When I was younger, I used to love Campbell's Bean with Bacon soup. That is until I found out how much MSG is in that little can. Although I've taken steps to remove chemically synthesized glutemate from my diet, I still can't help but want a bowl of bacon-y flavored beans to give me energy for a long day. The recipe seems complicated but it really is very easy. I've broken it down into parts for the purpose of time constraints, so that when you want to do the recipe the parts of the soup are already prepared and all you have to do is make the roux. You can also make a big batch of stew and portion it out, freezing it for later use. Either way you have it, I hope you enjoy this traditional favorite minus MSG preservatives.

Ingredients

  • 2 cups dried pinto beans, sorted and washed
  • 1 lb. bacon
  • 1 yellow onion
  • ¼ cup white wine
  • 2 – 3 oz. salt pork
  • 2 bay leaves
  • ½ tsp. dried marjoram
  • 1 tsp. black pepper
  • Salt to taste
  • 3 qt. vegetable stock
  • ¼ cup masa harina, or flour
  • Salt to taste

Prep Work:

To prepare your beans, place them in a pot with three times the volume of water and heat them over medium to medium high heat until they start to boil. Remove them from the heat and allow soaking for 1 to 2 hours. Drain the beans and use right away, or place in a plastic bag in the fridge for up to 4 days. Throw away the soaking water.

▸ Aim A: In the bean with bacon soup recipe's ingredient list, name every ingredient measured in cups, with its amount.
▸ Aim B: Pick up the bean with bacon soup recipe after its final sentence and keep writing it.
The data has nothing to do with this work.

▸ Recorded information:
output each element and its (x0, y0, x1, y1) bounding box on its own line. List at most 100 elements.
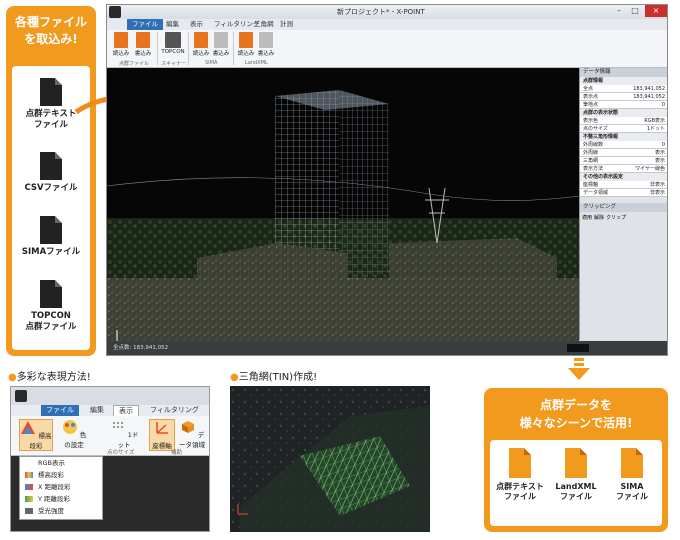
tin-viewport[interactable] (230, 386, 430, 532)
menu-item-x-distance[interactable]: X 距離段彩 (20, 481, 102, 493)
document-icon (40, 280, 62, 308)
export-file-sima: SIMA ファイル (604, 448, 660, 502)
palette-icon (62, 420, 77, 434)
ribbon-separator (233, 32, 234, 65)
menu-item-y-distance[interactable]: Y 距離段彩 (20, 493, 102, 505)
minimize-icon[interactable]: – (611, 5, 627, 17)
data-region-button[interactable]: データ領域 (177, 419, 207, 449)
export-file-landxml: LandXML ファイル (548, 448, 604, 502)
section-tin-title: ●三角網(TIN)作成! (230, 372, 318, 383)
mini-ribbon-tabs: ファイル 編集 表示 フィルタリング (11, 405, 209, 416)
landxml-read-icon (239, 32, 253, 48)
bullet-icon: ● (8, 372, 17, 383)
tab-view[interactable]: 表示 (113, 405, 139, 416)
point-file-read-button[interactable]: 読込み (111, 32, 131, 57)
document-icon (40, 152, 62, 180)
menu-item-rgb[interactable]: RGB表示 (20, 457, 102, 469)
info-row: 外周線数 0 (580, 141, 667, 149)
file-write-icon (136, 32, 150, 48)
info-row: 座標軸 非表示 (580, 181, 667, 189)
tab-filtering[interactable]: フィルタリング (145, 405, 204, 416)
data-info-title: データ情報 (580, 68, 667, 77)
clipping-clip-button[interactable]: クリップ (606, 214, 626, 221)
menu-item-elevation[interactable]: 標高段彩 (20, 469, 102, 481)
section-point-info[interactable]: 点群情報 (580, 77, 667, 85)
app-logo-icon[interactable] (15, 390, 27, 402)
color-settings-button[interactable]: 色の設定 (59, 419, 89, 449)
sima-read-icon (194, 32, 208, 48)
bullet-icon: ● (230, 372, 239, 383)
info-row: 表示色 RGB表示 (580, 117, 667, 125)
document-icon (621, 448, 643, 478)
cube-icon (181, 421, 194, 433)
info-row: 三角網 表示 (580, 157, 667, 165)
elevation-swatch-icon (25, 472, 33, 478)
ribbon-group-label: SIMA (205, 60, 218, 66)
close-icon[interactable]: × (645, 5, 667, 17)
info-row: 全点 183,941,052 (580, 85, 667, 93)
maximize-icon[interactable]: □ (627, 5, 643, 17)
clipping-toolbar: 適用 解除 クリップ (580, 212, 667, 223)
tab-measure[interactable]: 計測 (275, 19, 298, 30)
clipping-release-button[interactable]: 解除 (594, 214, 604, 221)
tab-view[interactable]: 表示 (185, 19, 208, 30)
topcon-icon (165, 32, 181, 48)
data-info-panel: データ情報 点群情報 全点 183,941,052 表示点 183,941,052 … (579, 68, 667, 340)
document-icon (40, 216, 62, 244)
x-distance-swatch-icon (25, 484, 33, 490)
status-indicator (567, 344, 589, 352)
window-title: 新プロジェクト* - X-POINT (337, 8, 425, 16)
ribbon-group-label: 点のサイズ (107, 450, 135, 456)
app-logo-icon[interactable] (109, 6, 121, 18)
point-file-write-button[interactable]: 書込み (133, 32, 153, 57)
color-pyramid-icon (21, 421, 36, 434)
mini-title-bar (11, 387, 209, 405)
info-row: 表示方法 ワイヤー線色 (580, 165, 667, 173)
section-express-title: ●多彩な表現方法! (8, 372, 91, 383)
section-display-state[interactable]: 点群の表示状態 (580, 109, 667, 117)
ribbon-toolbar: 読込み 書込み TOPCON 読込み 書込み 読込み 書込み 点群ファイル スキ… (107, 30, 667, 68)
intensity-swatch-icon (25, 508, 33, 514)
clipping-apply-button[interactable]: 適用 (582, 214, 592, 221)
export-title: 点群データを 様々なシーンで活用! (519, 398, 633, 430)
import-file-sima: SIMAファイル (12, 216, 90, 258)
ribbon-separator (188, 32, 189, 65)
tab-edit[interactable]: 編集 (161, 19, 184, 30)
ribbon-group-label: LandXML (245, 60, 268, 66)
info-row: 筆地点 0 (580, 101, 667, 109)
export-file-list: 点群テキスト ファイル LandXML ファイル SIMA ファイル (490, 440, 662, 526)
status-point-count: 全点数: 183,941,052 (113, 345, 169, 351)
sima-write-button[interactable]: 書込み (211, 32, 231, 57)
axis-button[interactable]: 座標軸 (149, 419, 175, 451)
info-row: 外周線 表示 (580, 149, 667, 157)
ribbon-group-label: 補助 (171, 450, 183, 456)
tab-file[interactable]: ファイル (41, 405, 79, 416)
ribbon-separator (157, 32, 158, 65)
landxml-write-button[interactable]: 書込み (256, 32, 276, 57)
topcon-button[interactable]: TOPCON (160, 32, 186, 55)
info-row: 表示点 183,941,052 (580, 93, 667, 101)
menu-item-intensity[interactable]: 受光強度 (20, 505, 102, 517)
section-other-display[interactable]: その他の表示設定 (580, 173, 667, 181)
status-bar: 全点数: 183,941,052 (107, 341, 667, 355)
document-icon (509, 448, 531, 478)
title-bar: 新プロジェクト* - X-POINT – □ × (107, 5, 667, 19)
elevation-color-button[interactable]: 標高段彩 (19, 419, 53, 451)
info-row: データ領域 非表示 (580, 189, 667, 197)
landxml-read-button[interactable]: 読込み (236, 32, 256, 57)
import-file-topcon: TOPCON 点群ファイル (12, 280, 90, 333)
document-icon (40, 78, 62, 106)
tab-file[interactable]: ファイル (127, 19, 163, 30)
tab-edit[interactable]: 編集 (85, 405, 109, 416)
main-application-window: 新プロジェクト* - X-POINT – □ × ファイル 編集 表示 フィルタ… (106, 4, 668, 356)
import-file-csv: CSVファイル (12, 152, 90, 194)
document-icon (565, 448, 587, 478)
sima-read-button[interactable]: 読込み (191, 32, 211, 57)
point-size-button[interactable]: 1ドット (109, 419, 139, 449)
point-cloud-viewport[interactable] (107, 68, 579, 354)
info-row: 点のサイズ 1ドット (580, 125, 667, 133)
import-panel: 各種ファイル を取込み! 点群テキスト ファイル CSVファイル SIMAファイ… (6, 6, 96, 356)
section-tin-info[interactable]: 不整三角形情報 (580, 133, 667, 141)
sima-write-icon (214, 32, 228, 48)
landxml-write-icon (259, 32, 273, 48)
==
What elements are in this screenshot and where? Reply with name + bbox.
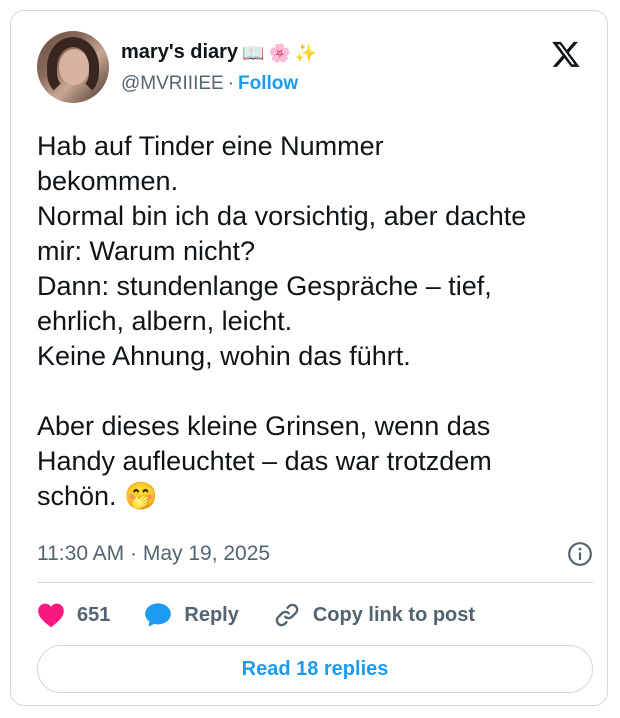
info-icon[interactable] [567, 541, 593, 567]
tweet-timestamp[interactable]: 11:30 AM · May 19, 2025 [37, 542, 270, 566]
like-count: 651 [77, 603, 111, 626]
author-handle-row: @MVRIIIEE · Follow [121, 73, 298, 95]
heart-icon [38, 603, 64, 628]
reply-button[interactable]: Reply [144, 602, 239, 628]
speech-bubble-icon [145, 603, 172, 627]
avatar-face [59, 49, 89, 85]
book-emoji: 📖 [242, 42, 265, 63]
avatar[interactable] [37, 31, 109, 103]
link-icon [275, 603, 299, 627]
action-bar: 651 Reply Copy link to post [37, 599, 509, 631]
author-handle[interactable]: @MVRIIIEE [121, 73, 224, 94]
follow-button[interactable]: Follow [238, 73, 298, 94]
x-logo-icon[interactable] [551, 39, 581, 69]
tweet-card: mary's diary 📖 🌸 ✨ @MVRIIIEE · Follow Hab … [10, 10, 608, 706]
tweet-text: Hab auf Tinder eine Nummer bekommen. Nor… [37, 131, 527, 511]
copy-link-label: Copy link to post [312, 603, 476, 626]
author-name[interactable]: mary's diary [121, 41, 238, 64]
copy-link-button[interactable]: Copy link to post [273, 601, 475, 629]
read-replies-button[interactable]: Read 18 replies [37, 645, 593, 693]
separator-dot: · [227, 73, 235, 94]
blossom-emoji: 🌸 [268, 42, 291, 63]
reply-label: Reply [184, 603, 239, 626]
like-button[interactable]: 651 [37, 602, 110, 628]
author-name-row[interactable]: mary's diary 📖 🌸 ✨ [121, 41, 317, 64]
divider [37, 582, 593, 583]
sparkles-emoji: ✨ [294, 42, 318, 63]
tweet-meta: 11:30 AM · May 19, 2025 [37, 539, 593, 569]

▸ Written response A:
- 2 cups dried pinto beans, sorted and washed
- ¼ cup white wine
- ¼ cup masa harina, or flour

▸ Written response B:
To prepare your bacon, spread the slices out onto a cast iron skillet or frying pan in one layer. If necessary, do these steps in 2 or 3 batches. Place the skillet or pan into a 350°F oven. Turn over after 15 to 20 minutes and allow rendering until crisp. Remove the bacon from the pan and place on a plate with paper towels to cool down and dry out. Continue to cook the bacon until all of it is done and then drain the skillet, reserving at least two tablespoons of the fat. Once the bacon is cool, either use a food processor or a chef’s knife to chop the bacon into uniformed pieces. Either use right away or place in a plastic bag in the fridge for up to a week. Use the unclean skillet in the next step.

To prepare the onions, place the skillet on medium heat and add your onions to the pan. Stir the onions around until they become translucent and some of the fond has come off the pan. Now add your white wine and scrape the fond off the pan while the liquor boils away. Store both onions and liquid together in a air tight container for up to 4 days.

Cook The Soup:

To a large soup pot, add the beans and onions along with your salt pork, bay leaves, black pepper, and marjoram. Add just enough vegetable stock to submerge the beans. Heat the pot until the liquid starts to boil, then bring down your heat to low, cover with a lid, and let simmer for 60 to 90 minutes. Keep checking on the liquid level, adding more liquid when it goes lower than the beans.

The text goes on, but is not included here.